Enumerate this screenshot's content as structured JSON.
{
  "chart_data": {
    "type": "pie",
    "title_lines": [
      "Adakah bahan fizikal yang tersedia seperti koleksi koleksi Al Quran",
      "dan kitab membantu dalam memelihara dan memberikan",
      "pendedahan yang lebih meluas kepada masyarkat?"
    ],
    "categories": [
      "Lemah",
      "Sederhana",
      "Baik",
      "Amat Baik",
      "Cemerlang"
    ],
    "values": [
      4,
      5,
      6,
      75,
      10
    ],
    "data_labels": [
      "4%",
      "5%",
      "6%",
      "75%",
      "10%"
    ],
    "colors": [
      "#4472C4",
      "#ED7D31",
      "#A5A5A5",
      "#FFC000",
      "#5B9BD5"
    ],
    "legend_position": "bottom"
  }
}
--
◆ TASK DESCRIPTION
Select all lines in the listing above where the word "yang" appears, and show them.

◆ ANSWER TO THE PROBLEM
      "Adakah bahan fizikal yang tersedia seperti koleksi koleksi Al Quran",
      "pendedahan yang lebih meluas kepada masyarkat?"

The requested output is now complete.